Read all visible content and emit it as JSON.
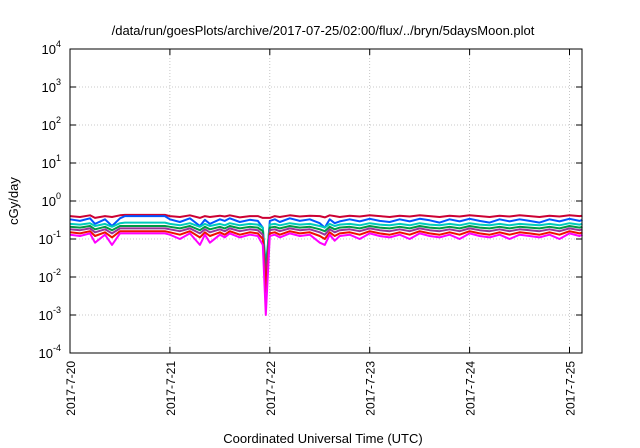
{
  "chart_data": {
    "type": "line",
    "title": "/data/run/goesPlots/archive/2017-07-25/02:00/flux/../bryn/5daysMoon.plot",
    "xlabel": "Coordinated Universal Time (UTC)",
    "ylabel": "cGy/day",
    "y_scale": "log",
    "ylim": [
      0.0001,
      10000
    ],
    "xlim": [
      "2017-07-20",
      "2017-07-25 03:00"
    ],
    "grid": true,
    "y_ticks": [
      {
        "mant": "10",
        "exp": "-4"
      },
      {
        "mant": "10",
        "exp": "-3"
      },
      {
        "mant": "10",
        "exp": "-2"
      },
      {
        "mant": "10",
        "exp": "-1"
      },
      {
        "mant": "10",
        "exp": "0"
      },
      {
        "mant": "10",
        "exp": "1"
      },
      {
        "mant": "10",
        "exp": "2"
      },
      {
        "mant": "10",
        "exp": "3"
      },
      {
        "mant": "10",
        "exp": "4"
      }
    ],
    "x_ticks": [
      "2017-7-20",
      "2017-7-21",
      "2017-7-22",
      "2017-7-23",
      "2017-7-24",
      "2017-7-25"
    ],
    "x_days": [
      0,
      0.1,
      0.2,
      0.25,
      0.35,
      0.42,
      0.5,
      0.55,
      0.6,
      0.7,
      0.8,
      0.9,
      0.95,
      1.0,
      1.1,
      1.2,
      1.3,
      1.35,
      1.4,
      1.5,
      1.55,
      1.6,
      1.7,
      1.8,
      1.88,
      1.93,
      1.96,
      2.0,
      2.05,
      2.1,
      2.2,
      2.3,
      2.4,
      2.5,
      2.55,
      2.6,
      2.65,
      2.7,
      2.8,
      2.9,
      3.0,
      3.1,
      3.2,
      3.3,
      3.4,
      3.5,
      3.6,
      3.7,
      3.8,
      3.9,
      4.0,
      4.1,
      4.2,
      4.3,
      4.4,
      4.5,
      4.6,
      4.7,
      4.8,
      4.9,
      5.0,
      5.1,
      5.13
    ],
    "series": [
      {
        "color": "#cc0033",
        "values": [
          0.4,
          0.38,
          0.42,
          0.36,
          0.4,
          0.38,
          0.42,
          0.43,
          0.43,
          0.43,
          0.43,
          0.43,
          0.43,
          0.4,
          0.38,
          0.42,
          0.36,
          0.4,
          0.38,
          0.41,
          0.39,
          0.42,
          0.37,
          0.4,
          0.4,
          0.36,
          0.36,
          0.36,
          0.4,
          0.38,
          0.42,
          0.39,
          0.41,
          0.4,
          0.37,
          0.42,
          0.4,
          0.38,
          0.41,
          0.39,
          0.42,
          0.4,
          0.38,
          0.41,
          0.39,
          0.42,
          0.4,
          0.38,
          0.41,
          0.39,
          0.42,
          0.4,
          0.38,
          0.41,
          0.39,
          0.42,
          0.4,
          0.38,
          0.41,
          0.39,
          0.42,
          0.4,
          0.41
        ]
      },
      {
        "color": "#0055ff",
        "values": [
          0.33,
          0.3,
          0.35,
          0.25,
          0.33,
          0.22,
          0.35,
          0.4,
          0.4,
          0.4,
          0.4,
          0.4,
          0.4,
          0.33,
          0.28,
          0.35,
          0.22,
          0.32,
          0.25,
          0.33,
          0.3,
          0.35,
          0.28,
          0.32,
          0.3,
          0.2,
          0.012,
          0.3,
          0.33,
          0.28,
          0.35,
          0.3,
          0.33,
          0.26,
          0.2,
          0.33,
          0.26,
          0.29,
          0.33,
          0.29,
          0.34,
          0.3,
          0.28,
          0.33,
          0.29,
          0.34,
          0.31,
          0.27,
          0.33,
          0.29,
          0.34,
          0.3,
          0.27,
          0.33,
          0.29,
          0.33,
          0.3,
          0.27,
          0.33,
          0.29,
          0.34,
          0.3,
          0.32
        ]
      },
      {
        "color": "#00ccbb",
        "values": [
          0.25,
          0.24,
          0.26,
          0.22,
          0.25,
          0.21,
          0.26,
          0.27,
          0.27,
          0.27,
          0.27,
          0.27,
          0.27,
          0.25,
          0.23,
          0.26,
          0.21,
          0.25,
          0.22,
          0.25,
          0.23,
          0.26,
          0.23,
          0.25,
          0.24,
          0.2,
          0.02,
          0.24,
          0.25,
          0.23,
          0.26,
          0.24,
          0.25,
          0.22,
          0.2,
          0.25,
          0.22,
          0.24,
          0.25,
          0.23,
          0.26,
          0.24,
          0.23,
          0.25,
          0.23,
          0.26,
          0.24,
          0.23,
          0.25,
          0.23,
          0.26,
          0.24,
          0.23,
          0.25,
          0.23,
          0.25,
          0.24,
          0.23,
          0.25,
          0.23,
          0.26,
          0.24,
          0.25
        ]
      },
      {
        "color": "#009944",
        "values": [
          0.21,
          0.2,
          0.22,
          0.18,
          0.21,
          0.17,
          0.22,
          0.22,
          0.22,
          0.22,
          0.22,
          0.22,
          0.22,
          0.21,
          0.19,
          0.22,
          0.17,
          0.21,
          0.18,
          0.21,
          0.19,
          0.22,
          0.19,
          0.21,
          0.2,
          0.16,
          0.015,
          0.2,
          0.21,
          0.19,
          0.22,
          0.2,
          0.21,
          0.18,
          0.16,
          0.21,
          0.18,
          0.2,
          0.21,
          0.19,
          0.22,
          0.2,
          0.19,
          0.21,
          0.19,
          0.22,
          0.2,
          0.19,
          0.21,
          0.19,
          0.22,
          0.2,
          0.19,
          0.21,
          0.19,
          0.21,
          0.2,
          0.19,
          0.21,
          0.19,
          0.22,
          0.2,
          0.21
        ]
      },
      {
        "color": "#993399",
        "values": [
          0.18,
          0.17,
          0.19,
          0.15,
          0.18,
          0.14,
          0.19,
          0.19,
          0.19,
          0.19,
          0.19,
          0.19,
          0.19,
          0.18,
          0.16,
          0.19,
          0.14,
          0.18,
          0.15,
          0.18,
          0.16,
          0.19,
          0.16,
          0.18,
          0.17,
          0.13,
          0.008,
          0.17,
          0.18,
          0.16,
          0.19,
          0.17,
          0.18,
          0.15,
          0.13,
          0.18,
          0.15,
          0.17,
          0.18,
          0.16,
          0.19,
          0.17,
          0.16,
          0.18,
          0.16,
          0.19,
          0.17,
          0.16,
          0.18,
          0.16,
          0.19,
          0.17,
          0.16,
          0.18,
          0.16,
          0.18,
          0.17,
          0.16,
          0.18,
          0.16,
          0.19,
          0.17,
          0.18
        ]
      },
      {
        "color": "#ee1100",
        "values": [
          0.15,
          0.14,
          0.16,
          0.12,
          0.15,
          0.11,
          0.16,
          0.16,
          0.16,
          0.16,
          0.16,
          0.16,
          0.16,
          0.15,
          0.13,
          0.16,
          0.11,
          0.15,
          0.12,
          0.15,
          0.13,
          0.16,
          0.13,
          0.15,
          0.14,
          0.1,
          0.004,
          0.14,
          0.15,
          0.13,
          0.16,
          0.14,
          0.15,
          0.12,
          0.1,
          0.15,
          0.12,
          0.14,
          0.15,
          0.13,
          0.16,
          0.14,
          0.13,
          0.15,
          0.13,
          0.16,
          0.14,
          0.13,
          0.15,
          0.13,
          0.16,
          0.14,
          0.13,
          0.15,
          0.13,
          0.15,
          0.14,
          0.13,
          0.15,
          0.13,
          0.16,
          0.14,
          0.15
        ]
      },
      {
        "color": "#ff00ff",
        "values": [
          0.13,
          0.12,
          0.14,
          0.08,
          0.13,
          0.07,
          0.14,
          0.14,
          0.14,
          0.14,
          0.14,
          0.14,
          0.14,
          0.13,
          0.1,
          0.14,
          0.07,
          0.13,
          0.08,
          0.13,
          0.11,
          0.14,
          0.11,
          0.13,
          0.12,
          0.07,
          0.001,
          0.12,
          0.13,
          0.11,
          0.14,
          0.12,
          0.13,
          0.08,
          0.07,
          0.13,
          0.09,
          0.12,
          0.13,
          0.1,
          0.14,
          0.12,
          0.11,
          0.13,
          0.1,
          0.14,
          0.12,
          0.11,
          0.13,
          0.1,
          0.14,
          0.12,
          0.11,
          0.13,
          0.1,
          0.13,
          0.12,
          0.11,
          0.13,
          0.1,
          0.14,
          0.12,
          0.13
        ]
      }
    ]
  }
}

*Work to be completed*
Copy the lines from the entries above in which the word "color" appears.

*Task solution*
        "color": "#cc0033",
        "color": "#0055ff",
        "color": "#00ccbb",
        "color": "#009944",
        "color": "#993399",
        "color": "#ee1100",
        "color": "#ff00ff",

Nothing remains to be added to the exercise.